> **WHAT TO DO**
Scan the entries below and extract each line with the word "Total" in it.

****

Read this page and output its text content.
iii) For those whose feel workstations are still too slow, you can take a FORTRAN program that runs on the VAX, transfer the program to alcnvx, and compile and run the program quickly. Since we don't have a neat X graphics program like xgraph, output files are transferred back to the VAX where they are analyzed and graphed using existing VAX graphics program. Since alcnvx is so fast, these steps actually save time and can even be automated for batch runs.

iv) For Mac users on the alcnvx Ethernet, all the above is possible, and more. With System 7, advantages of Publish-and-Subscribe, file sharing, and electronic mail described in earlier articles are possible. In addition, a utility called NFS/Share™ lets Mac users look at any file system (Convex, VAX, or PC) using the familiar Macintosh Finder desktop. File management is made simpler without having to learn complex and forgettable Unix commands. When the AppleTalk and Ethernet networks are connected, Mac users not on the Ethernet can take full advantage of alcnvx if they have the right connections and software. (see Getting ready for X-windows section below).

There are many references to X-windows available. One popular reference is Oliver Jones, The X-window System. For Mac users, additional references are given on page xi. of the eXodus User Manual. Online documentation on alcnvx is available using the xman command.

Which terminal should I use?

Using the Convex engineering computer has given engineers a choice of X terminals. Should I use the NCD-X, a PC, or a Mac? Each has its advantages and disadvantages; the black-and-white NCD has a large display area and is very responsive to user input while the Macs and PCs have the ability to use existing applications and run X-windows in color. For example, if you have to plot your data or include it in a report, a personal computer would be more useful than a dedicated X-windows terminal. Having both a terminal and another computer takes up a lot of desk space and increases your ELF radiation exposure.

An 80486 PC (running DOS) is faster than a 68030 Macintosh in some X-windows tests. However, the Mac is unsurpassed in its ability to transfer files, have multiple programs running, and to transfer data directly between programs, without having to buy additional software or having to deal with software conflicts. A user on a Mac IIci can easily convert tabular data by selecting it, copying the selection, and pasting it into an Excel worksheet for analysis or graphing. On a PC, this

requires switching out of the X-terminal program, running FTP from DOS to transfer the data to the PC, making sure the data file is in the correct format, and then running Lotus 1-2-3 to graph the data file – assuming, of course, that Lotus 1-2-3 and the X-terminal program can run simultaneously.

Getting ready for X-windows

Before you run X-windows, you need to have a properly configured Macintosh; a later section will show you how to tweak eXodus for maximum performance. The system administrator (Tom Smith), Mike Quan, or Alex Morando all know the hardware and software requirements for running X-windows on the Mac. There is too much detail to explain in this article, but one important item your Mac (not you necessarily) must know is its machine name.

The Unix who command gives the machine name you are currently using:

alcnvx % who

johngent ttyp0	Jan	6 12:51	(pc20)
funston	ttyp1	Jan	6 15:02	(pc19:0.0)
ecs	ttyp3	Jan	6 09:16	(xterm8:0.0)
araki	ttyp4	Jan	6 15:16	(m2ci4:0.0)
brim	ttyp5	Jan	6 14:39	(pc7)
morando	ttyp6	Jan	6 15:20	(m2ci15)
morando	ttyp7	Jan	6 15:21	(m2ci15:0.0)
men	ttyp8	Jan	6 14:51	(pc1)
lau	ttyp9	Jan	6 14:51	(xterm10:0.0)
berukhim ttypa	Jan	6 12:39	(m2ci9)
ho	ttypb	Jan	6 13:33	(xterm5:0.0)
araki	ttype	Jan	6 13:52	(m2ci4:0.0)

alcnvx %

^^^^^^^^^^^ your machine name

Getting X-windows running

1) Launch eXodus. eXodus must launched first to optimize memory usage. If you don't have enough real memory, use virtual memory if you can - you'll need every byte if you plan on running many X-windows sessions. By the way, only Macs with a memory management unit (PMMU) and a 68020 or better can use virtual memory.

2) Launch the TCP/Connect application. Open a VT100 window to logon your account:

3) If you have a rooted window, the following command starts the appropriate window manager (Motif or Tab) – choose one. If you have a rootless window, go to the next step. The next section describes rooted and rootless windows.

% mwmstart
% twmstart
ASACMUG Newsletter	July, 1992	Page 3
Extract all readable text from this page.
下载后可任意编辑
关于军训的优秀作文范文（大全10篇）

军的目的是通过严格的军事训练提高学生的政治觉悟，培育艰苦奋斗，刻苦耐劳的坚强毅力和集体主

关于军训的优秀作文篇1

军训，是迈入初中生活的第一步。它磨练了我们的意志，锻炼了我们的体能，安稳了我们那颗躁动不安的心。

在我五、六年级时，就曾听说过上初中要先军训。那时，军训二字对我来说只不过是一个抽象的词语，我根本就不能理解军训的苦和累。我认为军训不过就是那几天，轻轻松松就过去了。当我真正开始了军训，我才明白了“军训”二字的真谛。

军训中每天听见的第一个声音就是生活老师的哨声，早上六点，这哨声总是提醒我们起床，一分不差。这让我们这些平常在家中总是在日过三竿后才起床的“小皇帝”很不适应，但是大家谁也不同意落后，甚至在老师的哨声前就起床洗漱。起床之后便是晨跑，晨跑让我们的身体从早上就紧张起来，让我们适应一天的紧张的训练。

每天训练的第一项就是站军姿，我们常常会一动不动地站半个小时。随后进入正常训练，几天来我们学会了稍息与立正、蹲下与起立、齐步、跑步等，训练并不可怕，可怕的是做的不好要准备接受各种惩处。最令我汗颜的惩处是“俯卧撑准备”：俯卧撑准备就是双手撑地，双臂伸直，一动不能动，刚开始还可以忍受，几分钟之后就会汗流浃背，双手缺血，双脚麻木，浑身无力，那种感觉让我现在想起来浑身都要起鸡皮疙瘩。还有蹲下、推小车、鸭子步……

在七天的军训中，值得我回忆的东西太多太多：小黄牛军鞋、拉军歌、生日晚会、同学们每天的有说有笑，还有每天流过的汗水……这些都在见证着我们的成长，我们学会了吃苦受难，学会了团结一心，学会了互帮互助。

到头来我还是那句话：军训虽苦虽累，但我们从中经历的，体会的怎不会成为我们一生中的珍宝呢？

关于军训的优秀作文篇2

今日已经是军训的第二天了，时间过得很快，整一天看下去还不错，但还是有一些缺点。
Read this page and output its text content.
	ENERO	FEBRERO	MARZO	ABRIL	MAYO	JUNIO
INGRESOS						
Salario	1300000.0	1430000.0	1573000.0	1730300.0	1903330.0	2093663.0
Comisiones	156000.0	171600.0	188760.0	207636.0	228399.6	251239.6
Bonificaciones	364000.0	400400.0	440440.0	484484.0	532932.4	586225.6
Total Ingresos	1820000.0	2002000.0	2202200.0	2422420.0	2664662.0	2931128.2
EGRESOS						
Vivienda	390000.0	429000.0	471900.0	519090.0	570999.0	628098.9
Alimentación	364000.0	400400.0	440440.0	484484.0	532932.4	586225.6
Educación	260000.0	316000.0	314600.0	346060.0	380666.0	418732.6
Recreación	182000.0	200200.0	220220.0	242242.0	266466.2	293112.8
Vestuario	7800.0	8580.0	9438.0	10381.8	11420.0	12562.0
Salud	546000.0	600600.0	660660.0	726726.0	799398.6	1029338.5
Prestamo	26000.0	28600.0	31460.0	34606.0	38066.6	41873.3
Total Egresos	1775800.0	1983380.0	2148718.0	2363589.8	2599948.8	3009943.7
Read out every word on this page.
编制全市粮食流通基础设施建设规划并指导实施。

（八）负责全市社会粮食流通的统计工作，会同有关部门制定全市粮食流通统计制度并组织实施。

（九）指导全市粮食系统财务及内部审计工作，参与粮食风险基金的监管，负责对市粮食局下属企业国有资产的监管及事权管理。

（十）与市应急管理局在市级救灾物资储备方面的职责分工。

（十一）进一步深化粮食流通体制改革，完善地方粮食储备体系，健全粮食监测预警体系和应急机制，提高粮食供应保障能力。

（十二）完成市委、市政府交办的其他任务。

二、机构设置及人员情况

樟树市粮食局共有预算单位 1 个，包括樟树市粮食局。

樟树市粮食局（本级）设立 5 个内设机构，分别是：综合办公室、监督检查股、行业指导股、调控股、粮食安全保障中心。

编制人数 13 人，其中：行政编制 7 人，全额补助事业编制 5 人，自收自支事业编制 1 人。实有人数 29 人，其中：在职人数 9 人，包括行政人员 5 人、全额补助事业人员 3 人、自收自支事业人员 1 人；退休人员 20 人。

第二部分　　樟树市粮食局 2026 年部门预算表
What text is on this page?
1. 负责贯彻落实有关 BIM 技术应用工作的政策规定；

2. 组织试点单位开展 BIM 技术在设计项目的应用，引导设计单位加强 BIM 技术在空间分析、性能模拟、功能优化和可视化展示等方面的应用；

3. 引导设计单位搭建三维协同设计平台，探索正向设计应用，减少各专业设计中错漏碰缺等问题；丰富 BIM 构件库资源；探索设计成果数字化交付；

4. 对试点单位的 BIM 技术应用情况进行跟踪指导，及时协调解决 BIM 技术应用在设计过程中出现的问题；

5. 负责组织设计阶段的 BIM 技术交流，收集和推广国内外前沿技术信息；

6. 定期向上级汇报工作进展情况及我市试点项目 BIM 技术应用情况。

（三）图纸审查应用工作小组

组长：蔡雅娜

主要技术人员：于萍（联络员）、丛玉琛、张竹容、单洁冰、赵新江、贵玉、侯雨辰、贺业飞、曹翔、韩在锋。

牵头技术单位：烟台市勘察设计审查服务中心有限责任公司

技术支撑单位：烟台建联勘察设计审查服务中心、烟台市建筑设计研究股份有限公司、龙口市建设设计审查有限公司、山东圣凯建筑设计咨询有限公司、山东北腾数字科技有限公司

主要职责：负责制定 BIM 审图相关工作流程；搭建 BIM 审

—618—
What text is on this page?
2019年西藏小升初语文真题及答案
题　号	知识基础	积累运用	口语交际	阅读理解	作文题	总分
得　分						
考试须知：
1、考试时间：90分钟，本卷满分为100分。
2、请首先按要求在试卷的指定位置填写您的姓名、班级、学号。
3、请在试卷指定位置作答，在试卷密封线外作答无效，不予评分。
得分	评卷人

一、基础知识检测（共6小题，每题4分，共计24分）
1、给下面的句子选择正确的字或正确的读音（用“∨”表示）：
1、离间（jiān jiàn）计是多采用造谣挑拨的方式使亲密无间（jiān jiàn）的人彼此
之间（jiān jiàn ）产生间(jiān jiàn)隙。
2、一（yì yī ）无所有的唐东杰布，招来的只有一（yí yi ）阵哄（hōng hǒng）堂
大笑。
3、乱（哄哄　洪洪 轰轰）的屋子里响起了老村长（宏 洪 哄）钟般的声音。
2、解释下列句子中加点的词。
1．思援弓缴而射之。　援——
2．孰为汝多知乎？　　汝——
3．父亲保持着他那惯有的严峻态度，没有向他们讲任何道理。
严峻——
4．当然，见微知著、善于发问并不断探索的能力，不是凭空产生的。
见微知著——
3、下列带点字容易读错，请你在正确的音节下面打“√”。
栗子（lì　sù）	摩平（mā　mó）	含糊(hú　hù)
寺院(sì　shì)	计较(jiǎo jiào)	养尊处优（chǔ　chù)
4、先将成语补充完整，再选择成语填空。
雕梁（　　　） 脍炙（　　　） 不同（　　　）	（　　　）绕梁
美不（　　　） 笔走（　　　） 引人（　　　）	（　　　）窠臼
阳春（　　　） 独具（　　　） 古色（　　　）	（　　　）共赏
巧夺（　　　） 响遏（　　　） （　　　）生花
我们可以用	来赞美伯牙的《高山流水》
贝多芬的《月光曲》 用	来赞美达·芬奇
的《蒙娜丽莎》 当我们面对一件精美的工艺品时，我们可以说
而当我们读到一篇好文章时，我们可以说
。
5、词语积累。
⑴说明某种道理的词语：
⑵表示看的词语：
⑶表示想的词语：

****

> **FINISHED EXERCISE**
Total Ingresos	1820000.0	2002000.0	2202200.0	2422420.0	2664662.0	2931128.2
Total Egresos	1775800.0	1983380.0	2148718.0	2363589.8	2599948.8	3009943.7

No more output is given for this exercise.